## EXERCISE
Go through the records and show each line where the word "title" occurs.

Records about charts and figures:

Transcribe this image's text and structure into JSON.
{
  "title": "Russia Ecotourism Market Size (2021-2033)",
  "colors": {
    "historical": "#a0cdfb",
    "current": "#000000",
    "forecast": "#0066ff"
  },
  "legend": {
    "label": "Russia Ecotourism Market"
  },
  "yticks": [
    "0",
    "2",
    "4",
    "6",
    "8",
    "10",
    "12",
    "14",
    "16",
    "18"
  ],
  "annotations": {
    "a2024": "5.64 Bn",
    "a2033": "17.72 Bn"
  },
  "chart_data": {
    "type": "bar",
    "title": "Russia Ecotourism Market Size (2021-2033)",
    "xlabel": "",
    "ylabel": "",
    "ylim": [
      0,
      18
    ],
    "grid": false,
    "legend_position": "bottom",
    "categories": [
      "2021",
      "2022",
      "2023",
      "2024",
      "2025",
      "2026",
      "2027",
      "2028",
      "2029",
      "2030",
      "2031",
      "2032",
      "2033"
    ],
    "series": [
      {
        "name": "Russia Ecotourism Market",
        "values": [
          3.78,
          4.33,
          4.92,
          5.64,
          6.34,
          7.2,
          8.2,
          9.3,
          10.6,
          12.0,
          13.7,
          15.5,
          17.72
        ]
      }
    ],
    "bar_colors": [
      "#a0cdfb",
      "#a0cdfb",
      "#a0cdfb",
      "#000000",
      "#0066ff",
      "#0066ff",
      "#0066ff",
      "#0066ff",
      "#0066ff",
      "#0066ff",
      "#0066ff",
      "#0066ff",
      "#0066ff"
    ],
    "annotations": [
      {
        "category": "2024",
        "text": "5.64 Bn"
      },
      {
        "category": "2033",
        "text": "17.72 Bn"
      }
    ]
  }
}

---

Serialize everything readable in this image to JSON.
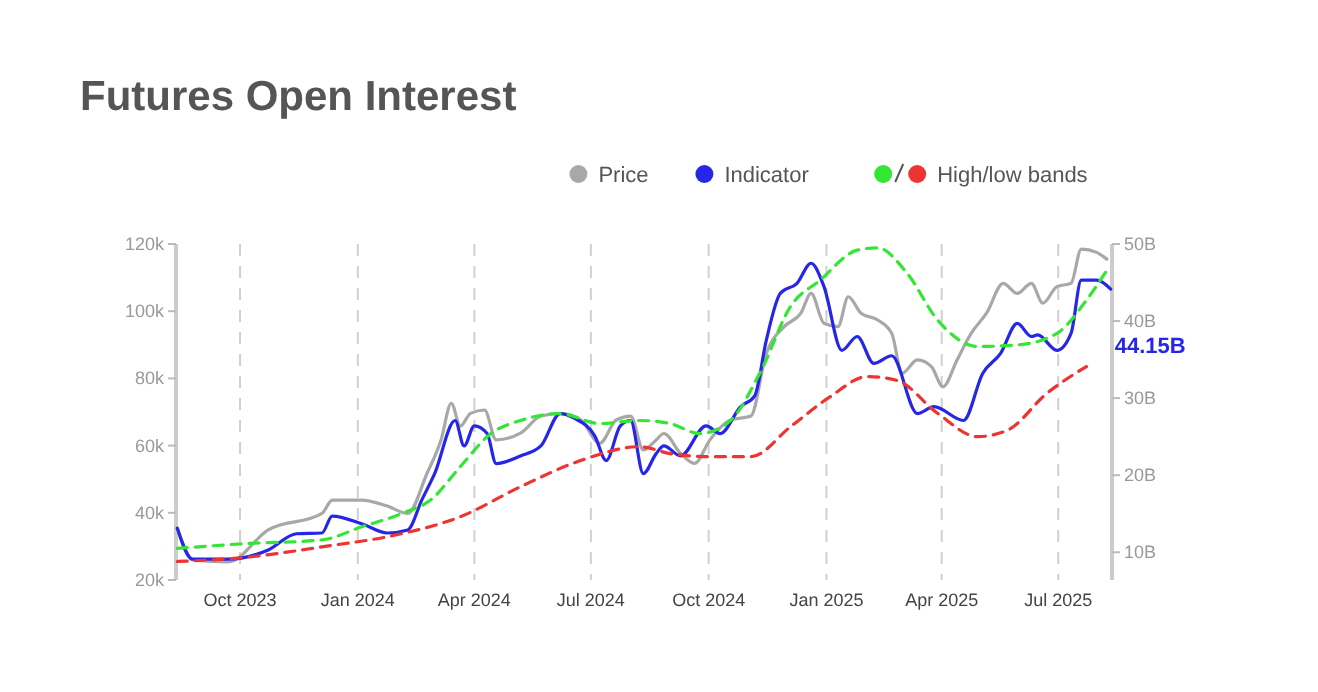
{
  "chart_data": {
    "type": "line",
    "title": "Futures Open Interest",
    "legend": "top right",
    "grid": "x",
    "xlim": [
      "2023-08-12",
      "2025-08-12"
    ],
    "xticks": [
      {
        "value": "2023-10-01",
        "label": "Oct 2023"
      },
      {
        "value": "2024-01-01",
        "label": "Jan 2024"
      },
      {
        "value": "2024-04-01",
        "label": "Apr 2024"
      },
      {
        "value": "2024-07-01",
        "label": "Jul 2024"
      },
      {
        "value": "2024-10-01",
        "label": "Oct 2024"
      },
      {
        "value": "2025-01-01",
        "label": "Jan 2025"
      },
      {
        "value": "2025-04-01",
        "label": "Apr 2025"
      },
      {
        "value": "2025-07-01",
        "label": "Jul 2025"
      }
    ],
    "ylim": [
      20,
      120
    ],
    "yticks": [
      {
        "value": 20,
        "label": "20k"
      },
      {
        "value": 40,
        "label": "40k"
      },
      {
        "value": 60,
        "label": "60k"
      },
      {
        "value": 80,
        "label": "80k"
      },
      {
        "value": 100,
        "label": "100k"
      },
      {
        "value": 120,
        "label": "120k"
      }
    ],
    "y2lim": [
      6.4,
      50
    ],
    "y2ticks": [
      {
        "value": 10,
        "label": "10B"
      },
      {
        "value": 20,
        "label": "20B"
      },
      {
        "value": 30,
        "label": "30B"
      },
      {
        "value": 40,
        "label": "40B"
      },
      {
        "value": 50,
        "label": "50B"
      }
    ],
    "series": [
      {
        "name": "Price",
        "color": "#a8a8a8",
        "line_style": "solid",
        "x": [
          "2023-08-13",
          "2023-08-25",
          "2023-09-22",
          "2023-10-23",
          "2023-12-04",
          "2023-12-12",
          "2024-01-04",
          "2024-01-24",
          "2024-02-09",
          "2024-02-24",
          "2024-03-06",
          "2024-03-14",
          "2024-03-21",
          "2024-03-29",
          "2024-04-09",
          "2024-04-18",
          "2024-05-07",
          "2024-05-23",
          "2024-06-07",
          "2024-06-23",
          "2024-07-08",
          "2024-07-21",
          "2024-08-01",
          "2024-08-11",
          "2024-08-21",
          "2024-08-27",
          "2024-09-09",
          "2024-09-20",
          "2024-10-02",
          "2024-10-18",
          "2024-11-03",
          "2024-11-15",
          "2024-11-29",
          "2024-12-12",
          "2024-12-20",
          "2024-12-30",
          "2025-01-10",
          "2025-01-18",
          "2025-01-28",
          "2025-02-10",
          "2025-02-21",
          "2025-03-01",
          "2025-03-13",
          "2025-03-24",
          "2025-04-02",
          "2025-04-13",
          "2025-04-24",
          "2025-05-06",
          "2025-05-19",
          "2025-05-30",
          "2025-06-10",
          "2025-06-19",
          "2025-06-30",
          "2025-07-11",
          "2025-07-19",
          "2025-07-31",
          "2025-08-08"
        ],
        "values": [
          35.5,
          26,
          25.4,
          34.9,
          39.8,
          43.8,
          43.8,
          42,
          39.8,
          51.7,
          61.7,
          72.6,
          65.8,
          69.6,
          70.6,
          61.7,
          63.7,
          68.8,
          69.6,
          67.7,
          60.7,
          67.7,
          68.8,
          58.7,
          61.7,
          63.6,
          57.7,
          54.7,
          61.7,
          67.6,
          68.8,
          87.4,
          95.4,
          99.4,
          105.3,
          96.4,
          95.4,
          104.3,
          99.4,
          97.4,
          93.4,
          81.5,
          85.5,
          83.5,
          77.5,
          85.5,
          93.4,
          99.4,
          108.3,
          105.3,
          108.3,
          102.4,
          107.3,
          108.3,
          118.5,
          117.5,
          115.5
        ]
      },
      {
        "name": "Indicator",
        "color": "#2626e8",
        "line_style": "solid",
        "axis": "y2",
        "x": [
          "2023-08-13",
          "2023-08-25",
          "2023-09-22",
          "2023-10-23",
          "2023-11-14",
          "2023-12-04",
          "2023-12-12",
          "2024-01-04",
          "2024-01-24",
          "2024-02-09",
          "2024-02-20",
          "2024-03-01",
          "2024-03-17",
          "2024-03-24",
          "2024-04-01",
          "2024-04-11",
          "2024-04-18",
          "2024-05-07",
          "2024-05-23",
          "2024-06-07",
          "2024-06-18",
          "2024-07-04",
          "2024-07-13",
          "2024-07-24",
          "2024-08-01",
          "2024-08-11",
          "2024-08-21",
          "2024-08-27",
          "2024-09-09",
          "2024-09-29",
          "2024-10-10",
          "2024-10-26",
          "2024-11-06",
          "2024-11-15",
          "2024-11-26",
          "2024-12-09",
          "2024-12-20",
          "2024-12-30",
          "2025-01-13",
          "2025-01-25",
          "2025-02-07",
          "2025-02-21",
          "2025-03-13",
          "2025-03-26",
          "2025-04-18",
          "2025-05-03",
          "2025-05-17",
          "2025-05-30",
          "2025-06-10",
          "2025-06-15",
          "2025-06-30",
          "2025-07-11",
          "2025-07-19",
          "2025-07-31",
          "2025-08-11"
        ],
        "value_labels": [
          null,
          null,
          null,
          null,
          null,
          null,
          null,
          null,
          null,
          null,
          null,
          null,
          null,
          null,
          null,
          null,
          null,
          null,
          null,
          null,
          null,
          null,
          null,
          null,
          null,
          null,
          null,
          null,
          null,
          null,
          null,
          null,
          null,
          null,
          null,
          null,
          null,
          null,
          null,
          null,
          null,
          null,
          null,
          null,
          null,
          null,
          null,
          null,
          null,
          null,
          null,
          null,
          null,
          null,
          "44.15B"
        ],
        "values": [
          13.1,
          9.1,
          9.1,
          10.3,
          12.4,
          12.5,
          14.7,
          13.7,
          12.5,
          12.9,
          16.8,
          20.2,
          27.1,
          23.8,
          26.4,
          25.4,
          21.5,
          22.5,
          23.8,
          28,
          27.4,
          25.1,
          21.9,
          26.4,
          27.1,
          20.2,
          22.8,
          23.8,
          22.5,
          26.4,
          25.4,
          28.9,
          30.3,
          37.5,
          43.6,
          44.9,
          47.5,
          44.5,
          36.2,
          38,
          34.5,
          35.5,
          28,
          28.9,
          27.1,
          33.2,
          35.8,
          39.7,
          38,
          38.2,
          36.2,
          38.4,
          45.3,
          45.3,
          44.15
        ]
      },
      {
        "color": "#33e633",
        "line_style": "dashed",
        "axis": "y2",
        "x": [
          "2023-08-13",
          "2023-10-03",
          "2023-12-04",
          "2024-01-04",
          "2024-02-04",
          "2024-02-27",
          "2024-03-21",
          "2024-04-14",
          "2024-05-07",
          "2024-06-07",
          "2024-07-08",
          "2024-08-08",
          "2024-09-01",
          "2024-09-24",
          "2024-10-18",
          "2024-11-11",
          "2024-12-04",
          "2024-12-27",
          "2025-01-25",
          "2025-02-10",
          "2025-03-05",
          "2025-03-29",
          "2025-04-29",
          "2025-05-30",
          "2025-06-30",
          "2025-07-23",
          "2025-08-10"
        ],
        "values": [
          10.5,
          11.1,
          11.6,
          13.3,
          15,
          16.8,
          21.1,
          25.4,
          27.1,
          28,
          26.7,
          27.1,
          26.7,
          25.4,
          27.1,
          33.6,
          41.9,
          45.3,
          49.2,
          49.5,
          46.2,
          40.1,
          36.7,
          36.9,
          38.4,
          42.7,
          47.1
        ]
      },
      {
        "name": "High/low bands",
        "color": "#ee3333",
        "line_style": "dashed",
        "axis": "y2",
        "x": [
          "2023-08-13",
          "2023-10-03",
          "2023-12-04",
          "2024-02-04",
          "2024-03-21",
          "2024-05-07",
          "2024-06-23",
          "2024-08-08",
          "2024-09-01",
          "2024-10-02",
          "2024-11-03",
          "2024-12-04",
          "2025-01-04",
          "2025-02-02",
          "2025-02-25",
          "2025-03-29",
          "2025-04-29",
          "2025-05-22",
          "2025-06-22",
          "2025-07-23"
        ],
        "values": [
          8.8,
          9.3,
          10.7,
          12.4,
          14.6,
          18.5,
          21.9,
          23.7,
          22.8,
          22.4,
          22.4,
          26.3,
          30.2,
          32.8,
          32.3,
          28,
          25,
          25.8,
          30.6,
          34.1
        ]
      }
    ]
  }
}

==

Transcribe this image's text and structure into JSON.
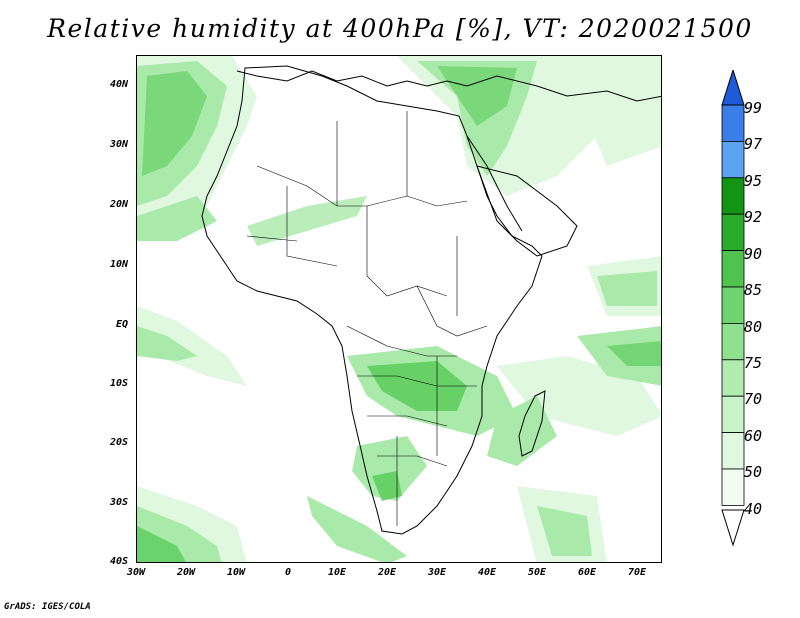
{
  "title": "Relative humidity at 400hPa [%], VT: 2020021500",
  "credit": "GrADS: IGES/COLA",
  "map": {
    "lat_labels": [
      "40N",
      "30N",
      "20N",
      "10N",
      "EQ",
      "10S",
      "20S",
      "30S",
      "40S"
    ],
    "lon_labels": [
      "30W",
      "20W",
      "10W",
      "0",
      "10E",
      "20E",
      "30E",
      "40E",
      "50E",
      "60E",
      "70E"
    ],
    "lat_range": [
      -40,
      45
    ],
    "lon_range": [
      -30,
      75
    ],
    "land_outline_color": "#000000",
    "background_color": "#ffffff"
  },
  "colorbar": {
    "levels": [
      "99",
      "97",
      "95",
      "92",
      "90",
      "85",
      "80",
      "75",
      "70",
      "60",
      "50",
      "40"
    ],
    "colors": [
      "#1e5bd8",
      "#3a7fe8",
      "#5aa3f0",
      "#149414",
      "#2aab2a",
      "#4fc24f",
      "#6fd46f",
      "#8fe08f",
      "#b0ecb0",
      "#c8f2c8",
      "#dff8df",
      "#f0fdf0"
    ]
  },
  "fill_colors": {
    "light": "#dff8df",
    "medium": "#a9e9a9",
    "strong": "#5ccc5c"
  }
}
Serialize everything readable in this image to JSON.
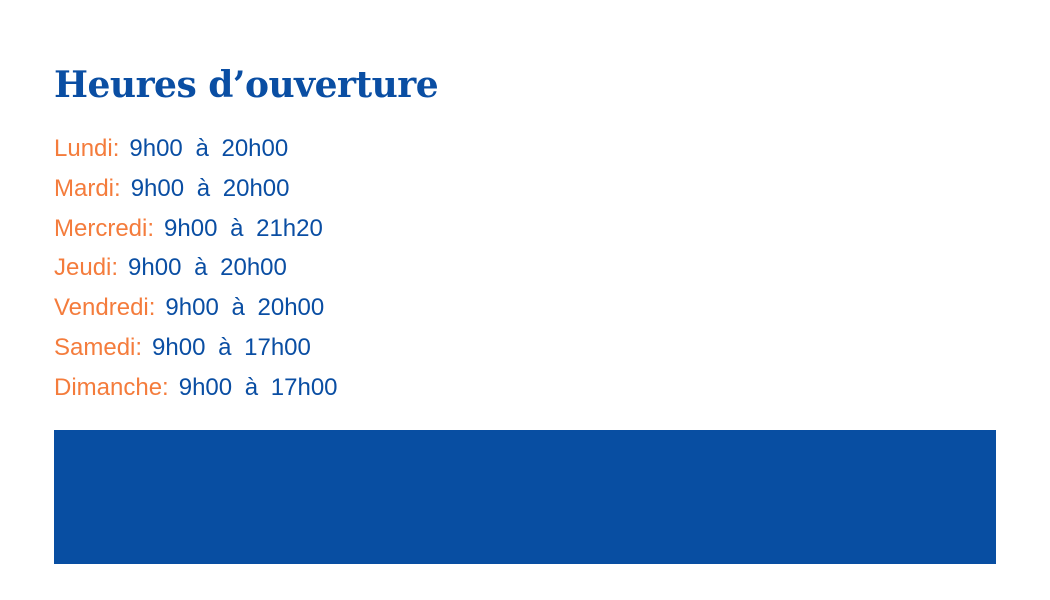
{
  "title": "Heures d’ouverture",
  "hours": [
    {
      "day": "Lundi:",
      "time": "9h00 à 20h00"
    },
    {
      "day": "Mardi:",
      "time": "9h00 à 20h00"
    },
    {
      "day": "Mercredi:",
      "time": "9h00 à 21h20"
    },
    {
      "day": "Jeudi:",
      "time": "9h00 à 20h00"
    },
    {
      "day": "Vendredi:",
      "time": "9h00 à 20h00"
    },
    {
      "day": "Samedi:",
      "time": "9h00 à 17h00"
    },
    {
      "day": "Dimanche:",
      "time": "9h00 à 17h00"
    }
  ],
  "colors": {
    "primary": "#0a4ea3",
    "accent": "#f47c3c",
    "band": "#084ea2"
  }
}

## COMPLETED TASK
  "title": "Russia Ecotourism Market Size (2021-2033)",
    "title": "Russia Ecotourism Market Size (2021-2033)",
    "title": "Futures Open Interest",
  "title": "Relative humidity at 400hPa [%], VT: 2020021500",
  "title": "Heures d’ouverture",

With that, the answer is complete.